• _Set problem_: Leave out the pictures, then reproduce the rest of the material exactly.
§
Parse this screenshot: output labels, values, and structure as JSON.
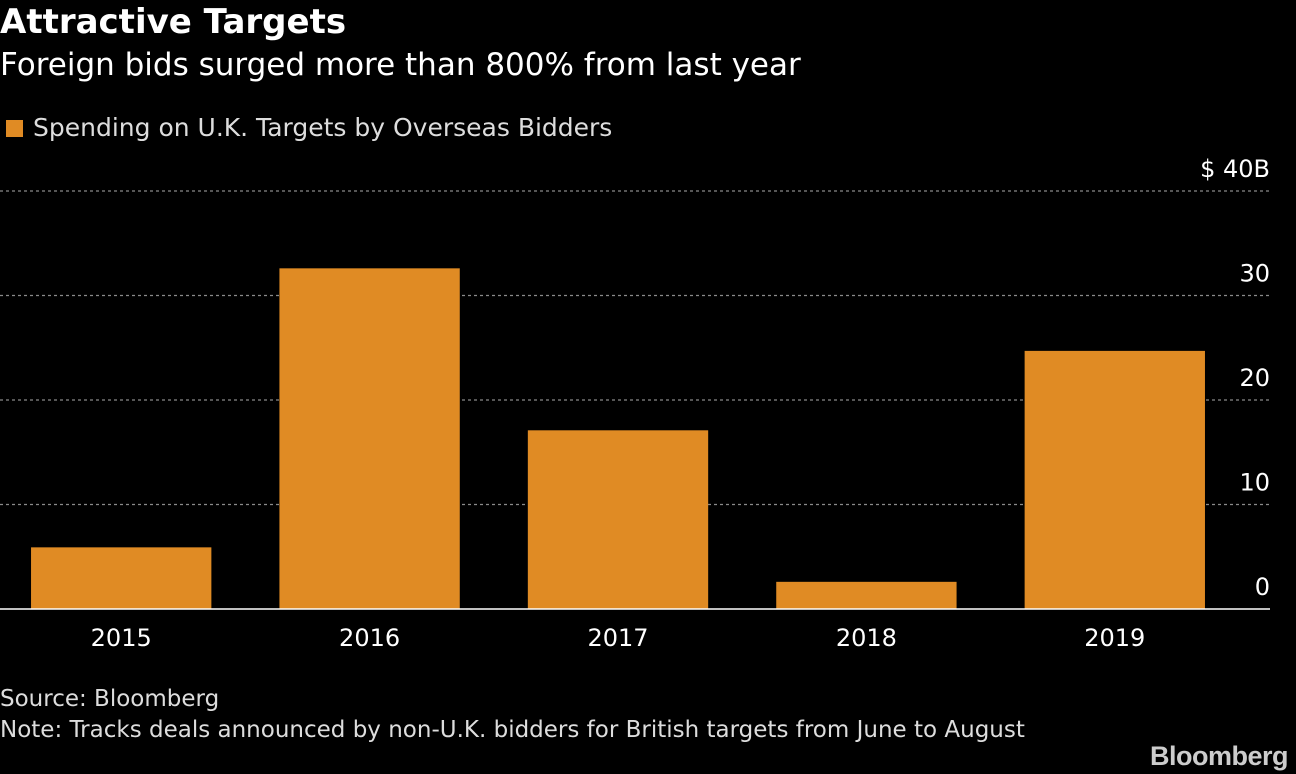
{
  "header": {
    "title": "Attractive Targets",
    "subtitle": "Foreign bids surged more than 800% from last year"
  },
  "footer": {
    "source": "Source: Bloomberg",
    "note": "Note: Tracks deals announced by non-U.K. bidders for British targets from June to August",
    "brand": "Bloomberg"
  },
  "chart_data": {
    "type": "bar",
    "categories": [
      "2015",
      "2016",
      "2017",
      "2018",
      "2019"
    ],
    "series": [
      {
        "name": "Spending on U.K. Targets by Overseas Bidders",
        "values": [
          5.9,
          32.6,
          17.1,
          2.6,
          24.7
        ]
      }
    ],
    "ylim": [
      0,
      40
    ],
    "y_ticks": [
      0,
      10,
      20,
      30,
      40
    ],
    "y_tick_labels": [
      "0",
      "10",
      "20",
      "30",
      "$ 40B"
    ],
    "y_axis_side": "right",
    "grid": true,
    "legend_position": "top-left",
    "colors": {
      "bar": "#e08b24",
      "grid": "#8a8a8a",
      "baseline": "#ffffff",
      "text": "#ffffff",
      "background": "#000000"
    }
  }
}
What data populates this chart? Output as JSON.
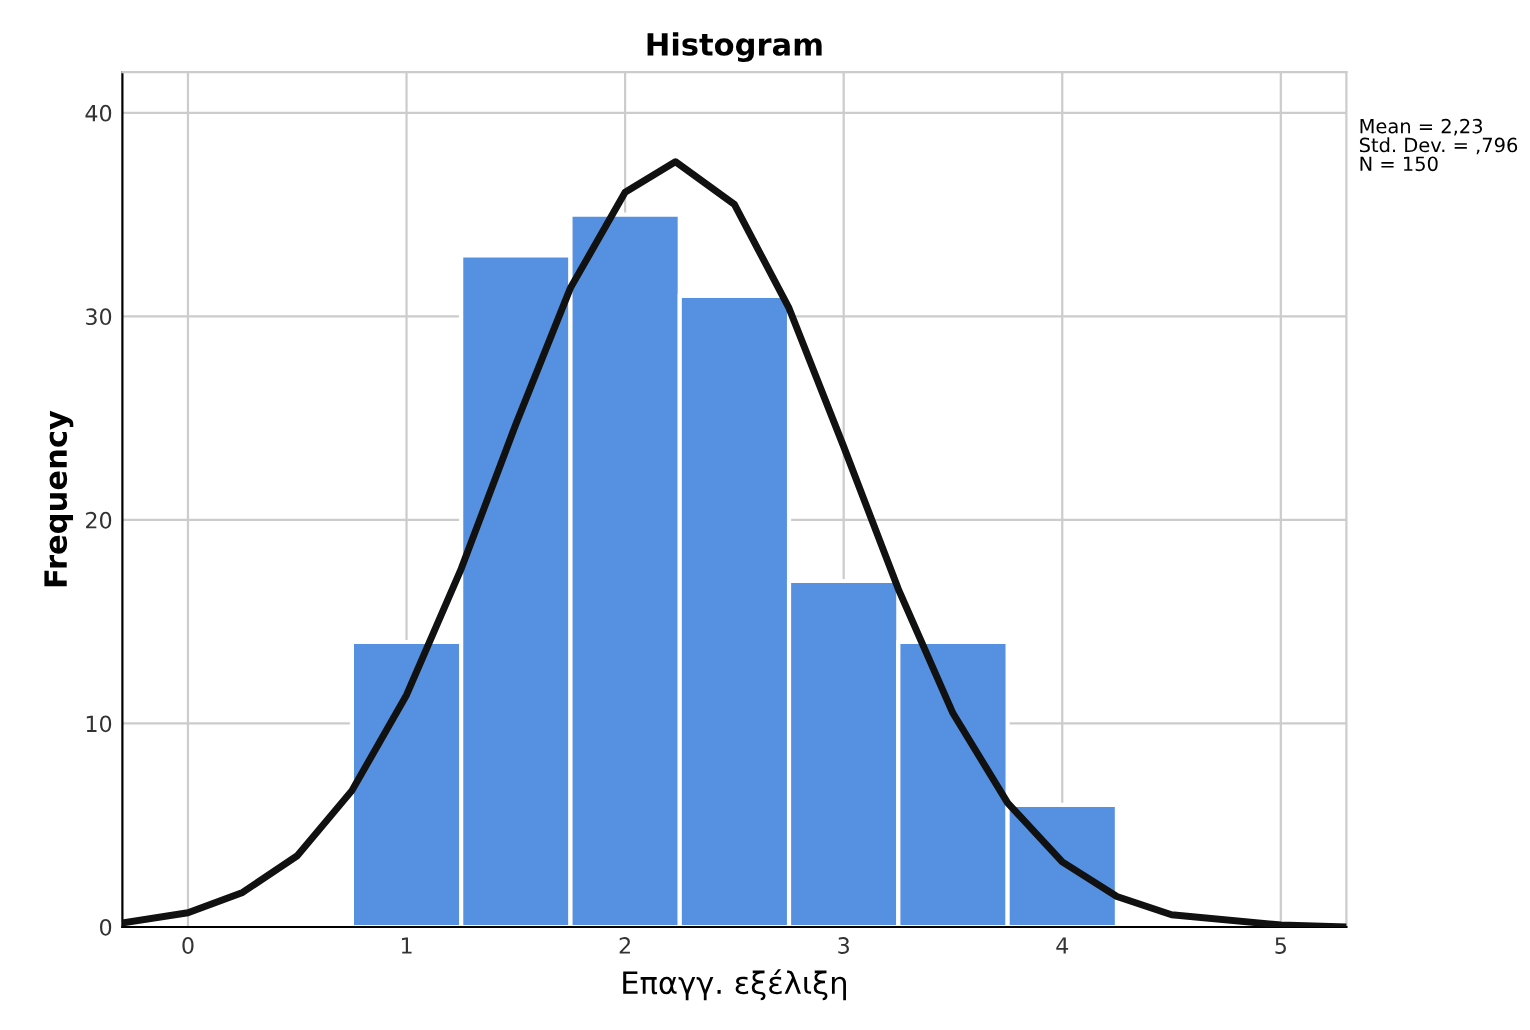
{
  "chart_data": {
    "type": "histogram",
    "title": "Histogram",
    "xlabel": "Επαγγ. εξέλιξη",
    "ylabel": "Frequency",
    "bins": [
      0.75,
      1.25,
      1.75,
      2.25,
      2.75,
      3.25,
      3.75,
      4.25
    ],
    "values": [
      14,
      33,
      35,
      31,
      17,
      14,
      6
    ],
    "color": "#5591e0",
    "series": [
      {
        "type": "line",
        "color": "#111111",
        "x": [
          -0.3,
          0,
          0.25,
          0.5,
          0.75,
          1.0,
          1.25,
          1.5,
          1.75,
          2.0,
          2.23,
          2.5,
          2.75,
          3.0,
          3.25,
          3.5,
          3.75,
          4.0,
          4.25,
          4.5,
          5.0,
          5.3
        ],
        "values": [
          0.2,
          0.7,
          1.7,
          3.5,
          6.7,
          11.4,
          17.6,
          24.7,
          31.4,
          36.1,
          37.6,
          35.5,
          30.4,
          23.6,
          16.6,
          10.5,
          6.1,
          3.2,
          1.5,
          0.6,
          0.1,
          0.0
        ]
      }
    ],
    "xlim": [
      -0.3,
      5.3
    ],
    "ylim": [
      0,
      42
    ],
    "xticks": [
      0,
      1,
      2,
      3,
      4,
      5
    ],
    "yticks": [
      0,
      10,
      20,
      30,
      40
    ],
    "grid": true,
    "marker": "none",
    "line_style": "solid",
    "annotations": [
      "Mean = 2,23",
      "Std. Dev. = ,796",
      "N = 150"
    ]
  }
}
§
• _Written response_:
Parse this screenshot: output labels, values, and structure as JSON.
{
  "header": {
    "title": "Attractive Targets",
    "subtitle": "Foreign bids surged more than 800% from last year"
  },
  "footer": {
    "source": "Source: Bloomberg",
    "note": "Note: Tracks deals announced by non-U.K. bidders for British targets from June to August",
    "brand": "Bloomberg"
  },
  "chart_data": {
    "type": "bar",
    "categories": [
      "2015",
      "2016",
      "2017",
      "2018",
      "2019"
    ],
    "series": [
      {
        "name": "Spending on U.K. Targets by Overseas Bidders",
        "values": [
          5.9,
          32.6,
          17.1,
          2.6,
          24.7
        ]
      }
    ],
    "ylim": [
      0,
      40
    ],
    "y_ticks": [
      0,
      10,
      20,
      30,
      40
    ],
    "y_tick_labels": [
      "0",
      "10",
      "20",
      "30",
      "$ 40B"
    ],
    "y_axis_side": "right",
    "grid": true,
    "legend_position": "top-left",
    "colors": {
      "bar": "#e08b24",
      "grid": "#8a8a8a",
      "baseline": "#ffffff",
      "text": "#ffffff",
      "background": "#000000"
    }
  }
}
What data populates this chart? Output as JSON.
{
  "chart_data": {
    "type": "histogram",
    "title": "Histogram",
    "xlabel": "Επαγγ. εξέλιξη",
    "ylabel": "Frequency",
    "bins": [
      0.75,
      1.25,
      1.75,
      2.25,
      2.75,
      3.25,
      3.75,
      4.25
    ],
    "values": [
      14,
      33,
      35,
      31,
      17,
      14,
      6
    ],
    "color": "#5591e0",
    "series": [
      {
        "type": "line",
        "color": "#111111",
        "x": [
          -0.3,
          0,
          0.25,
          0.5,
          0.75,
          1.0,
          1.25,
          1.5,
          1.75,
          2.0,
          2.23,
          2.5,
          2.75,
          3.0,
          3.25,
          3.5,
          3.75,
          4.0,
          4.25,
          4.5,
          5.0,
          5.3
        ],
        "values": [
          0.2,
          0.7,
          1.7,
          3.5,
          6.7,
          11.4,
          17.6,
          24.7,
          31.4,
          36.1,
          37.6,
          35.5,
          30.4,
          23.6,
          16.6,
          10.5,
          6.1,
          3.2,
          1.5,
          0.6,
          0.1,
          0.0
        ]
      }
    ],
    "xlim": [
      -0.3,
      5.3
    ],
    "ylim": [
      0,
      42
    ],
    "xticks": [
      0,
      1,
      2,
      3,
      4,
      5
    ],
    "yticks": [
      0,
      10,
      20,
      30,
      40
    ],
    "grid": true,
    "marker": "none",
    "line_style": "solid",
    "annotations": [
      "Mean = 2,23",
      "Std. Dev. = ,796",
      "N = 150"
    ]
  }
}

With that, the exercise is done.